[Stored entries]
══════

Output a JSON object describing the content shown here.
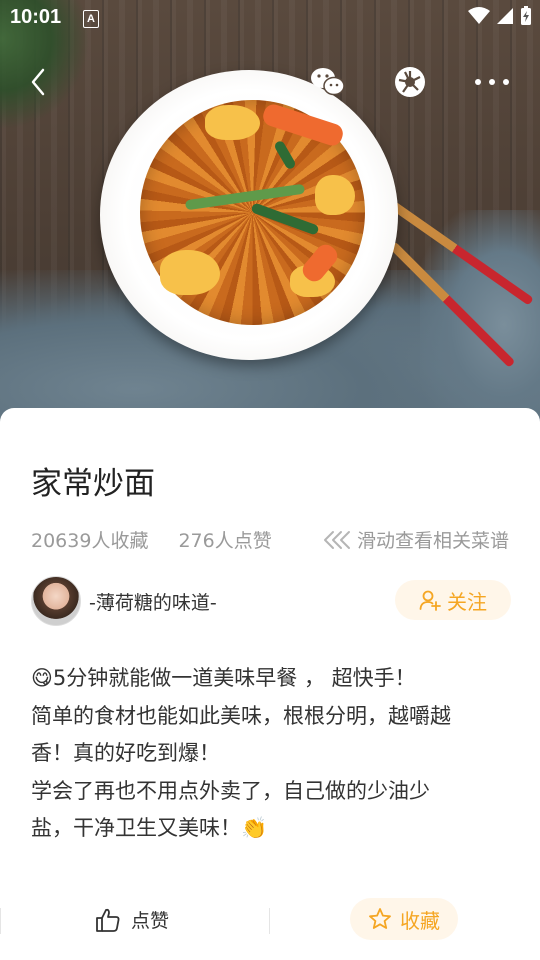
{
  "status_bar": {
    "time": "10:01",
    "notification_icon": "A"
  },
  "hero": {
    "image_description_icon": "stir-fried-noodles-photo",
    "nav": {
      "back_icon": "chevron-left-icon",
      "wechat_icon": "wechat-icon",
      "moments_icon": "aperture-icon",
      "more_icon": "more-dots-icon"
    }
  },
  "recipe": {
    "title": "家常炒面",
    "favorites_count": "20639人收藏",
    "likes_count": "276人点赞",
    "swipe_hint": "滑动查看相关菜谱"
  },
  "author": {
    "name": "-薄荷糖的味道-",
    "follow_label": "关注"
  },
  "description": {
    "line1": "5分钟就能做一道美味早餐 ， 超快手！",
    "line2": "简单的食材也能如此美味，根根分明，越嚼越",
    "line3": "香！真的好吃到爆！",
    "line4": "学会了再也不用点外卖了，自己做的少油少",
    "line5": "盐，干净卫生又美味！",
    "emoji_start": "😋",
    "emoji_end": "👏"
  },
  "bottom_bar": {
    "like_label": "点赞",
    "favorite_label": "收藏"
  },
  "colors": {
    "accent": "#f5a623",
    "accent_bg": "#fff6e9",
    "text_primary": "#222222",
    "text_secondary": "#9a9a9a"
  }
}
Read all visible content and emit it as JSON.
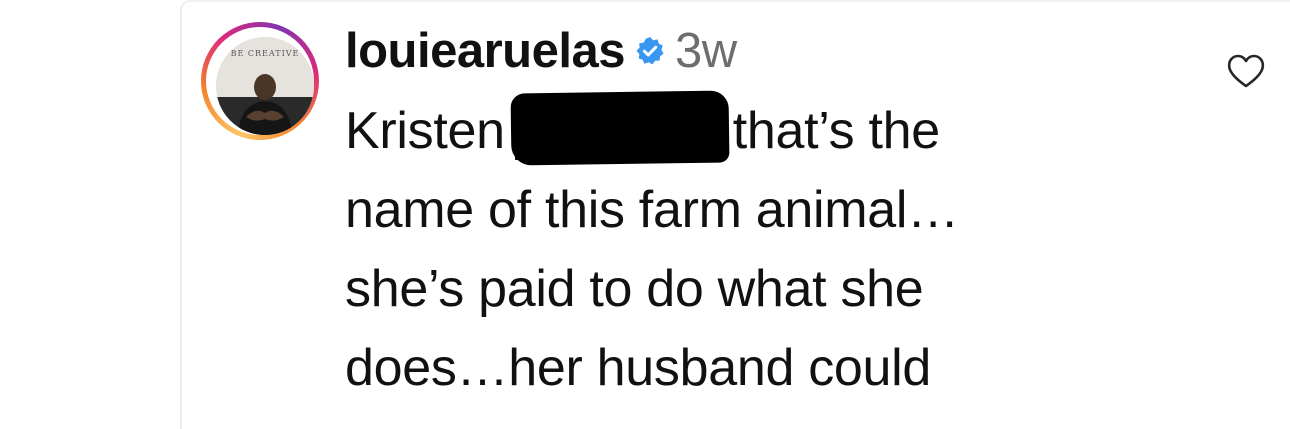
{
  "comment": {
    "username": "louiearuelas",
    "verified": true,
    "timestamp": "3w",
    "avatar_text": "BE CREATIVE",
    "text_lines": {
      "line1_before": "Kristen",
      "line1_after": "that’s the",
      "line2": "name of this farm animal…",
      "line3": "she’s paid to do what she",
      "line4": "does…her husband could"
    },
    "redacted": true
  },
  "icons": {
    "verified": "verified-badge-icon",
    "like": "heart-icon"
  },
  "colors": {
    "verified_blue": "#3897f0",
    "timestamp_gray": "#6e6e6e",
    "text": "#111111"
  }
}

══════

### Task objective
Reproduce the lines above, exactly and exclusively, from the line containing "Read all visible content and emit it as JSON." down to the last line, both included; pictures are not part of the copy.

### Written answer
Read all visible content and emit it as JSON.
{
  "comment": {
    "username": "louiearuelas",
    "verified": true,
    "timestamp": "3w",
    "avatar_text": "BE CREATIVE",
    "text_lines": {
      "line1_before": "Kristen",
      "line1_after": "that’s the",
      "line2": "name of this farm animal…",
      "line3": "she’s paid to do what she",
      "line4": "does…her husband could"
    },
    "redacted": true
  },
  "icons": {
    "verified": "verified-badge-icon",
    "like": "heart-icon"
  },
  "colors": {
    "verified_blue": "#3897f0",
    "timestamp_gray": "#6e6e6e",
    "text": "#111111"
  }
}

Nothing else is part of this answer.